***** Records for the task *****

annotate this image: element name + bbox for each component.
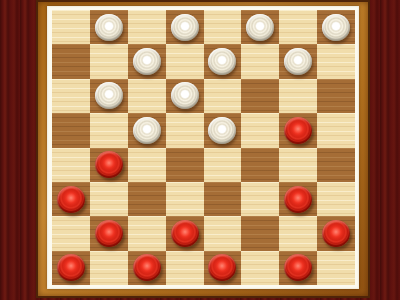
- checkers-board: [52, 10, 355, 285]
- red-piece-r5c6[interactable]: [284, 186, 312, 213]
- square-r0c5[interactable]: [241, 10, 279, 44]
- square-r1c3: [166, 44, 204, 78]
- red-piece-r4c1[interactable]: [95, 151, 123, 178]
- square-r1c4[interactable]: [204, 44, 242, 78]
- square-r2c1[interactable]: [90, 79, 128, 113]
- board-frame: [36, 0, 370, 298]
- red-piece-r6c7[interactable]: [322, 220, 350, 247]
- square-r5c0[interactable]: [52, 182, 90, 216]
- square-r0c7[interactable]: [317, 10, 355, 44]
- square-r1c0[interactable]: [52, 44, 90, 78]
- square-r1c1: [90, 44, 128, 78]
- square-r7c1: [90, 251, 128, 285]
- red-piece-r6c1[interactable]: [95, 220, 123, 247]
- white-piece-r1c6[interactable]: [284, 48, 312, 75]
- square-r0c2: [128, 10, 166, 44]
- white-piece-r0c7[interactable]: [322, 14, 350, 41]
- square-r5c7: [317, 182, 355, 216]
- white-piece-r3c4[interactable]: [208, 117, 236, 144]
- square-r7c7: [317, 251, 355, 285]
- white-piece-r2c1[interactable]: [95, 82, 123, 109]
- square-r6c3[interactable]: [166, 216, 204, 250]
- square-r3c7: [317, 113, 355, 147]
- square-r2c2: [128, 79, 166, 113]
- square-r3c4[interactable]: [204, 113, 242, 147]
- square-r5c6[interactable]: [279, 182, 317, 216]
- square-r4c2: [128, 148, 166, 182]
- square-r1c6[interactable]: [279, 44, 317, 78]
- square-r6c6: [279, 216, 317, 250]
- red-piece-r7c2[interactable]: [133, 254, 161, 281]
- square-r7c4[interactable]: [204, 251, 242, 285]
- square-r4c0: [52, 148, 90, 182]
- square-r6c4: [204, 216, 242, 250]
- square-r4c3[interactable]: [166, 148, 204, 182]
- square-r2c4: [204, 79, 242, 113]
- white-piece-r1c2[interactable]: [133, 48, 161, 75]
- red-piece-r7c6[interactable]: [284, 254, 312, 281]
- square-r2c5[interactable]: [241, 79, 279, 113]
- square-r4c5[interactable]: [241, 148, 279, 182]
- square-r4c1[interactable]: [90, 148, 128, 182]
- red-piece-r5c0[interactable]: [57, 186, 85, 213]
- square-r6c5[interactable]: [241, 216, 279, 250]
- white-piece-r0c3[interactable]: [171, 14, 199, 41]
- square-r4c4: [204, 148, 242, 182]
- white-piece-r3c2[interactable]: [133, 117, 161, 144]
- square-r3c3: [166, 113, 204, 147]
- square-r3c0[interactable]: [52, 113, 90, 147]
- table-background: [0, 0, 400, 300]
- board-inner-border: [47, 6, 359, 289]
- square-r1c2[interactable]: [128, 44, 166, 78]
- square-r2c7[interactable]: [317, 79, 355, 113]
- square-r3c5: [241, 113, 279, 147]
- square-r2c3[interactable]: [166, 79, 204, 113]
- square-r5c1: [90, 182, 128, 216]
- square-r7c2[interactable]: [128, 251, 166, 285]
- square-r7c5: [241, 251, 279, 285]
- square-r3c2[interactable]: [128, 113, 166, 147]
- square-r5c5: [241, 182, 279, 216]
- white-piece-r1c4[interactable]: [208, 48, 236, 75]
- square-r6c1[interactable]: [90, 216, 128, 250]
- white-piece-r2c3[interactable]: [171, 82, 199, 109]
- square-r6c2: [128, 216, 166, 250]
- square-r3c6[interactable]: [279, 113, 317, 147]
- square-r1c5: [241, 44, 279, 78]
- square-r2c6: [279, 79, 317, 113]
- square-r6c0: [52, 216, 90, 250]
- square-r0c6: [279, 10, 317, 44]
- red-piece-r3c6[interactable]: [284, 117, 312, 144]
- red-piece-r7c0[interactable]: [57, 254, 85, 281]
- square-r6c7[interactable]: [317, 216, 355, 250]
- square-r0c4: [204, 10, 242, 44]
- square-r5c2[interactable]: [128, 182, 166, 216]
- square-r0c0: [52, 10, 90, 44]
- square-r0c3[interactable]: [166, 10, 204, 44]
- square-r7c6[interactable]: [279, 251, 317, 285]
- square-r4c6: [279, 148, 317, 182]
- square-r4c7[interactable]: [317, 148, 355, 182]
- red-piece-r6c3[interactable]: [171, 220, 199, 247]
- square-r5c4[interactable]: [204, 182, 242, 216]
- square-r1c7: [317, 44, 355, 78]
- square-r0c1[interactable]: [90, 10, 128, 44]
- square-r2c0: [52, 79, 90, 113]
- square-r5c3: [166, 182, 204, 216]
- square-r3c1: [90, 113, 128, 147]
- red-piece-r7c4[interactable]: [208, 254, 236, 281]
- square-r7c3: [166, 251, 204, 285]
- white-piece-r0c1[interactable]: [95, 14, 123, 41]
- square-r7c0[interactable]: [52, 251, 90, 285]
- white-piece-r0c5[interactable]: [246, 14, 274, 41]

*****
***** Records for the task *****

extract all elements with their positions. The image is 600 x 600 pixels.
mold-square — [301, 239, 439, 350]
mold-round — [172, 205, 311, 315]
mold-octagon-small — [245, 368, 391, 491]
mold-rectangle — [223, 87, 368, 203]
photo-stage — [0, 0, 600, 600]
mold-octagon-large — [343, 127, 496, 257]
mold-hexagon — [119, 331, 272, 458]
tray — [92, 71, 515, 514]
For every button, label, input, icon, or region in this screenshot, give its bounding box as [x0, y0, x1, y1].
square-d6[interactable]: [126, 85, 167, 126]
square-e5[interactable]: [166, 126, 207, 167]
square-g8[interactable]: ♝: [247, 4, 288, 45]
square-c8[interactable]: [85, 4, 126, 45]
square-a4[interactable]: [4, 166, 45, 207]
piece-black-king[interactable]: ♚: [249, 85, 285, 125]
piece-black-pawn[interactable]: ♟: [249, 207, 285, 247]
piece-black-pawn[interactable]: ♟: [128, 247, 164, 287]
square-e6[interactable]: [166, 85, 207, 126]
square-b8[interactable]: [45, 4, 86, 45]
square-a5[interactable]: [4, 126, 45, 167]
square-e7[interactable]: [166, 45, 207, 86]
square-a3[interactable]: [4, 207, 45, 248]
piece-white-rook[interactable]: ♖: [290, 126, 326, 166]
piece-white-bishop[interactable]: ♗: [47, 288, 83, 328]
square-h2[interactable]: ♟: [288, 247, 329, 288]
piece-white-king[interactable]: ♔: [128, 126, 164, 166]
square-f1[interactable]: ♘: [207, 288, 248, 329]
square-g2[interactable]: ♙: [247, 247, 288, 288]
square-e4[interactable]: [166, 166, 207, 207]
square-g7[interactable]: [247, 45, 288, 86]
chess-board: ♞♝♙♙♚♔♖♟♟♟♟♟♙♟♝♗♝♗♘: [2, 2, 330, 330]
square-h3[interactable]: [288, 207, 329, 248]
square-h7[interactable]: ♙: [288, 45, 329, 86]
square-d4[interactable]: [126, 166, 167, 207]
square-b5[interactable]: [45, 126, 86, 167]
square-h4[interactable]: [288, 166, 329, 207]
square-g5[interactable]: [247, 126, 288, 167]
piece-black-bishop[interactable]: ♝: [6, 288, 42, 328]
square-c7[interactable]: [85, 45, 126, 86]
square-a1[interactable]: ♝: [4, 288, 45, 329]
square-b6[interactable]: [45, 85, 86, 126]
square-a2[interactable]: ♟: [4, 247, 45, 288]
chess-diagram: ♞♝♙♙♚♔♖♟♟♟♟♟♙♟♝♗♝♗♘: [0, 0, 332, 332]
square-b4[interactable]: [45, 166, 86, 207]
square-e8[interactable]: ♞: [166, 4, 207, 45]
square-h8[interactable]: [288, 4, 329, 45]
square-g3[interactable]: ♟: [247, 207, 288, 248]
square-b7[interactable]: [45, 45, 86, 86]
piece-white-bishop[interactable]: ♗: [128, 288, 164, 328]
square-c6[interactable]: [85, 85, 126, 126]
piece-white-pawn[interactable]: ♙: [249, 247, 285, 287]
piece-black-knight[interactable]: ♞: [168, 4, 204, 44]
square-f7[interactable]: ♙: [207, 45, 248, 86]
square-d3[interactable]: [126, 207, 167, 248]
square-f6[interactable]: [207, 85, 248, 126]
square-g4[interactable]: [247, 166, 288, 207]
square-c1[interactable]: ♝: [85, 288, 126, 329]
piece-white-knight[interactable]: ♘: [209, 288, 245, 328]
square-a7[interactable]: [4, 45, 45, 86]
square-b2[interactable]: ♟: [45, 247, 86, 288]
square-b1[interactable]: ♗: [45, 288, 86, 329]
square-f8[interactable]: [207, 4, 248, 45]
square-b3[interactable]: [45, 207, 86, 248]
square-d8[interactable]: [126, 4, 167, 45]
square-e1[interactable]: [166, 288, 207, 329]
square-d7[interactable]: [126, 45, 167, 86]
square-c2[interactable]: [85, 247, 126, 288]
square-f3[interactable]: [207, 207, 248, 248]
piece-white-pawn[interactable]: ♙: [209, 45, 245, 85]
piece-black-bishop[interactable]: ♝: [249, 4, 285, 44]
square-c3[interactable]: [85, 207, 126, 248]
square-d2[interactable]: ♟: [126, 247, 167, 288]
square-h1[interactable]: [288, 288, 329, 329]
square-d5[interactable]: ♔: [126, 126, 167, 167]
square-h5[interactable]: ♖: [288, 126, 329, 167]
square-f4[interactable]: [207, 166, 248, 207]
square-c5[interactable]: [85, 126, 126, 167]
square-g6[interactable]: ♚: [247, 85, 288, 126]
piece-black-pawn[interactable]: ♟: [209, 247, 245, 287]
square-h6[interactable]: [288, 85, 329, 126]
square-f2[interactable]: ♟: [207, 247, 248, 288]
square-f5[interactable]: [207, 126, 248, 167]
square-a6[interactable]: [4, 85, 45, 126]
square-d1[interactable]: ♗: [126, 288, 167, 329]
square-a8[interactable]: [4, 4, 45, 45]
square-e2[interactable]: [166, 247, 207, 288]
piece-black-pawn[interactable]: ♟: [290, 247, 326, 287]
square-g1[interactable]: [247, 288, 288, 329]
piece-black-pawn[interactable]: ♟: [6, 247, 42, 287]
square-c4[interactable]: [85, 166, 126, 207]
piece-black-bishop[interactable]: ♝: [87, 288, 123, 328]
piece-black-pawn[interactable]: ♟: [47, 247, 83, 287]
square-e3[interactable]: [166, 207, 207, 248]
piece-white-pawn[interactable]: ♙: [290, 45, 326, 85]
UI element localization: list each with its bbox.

*****

Objective: Reproduce the lines from the one containing "- checkers-board: [52, 10, 355, 285]" up to and including the one containing "- board-frame: [36, 0, 370, 298]", without any changes.

Written solution:
- checkers-board: [52, 10, 355, 285]
- red-piece-r5c6[interactable]: [284, 186, 312, 213]
- square-r0c5[interactable]: [241, 10, 279, 44]
- square-r1c3: [166, 44, 204, 78]
- red-piece-r4c1[interactable]: [95, 151, 123, 178]
- square-r1c4[interactable]: [204, 44, 242, 78]
- square-r2c1[interactable]: [90, 79, 128, 113]
- board-frame: [36, 0, 370, 298]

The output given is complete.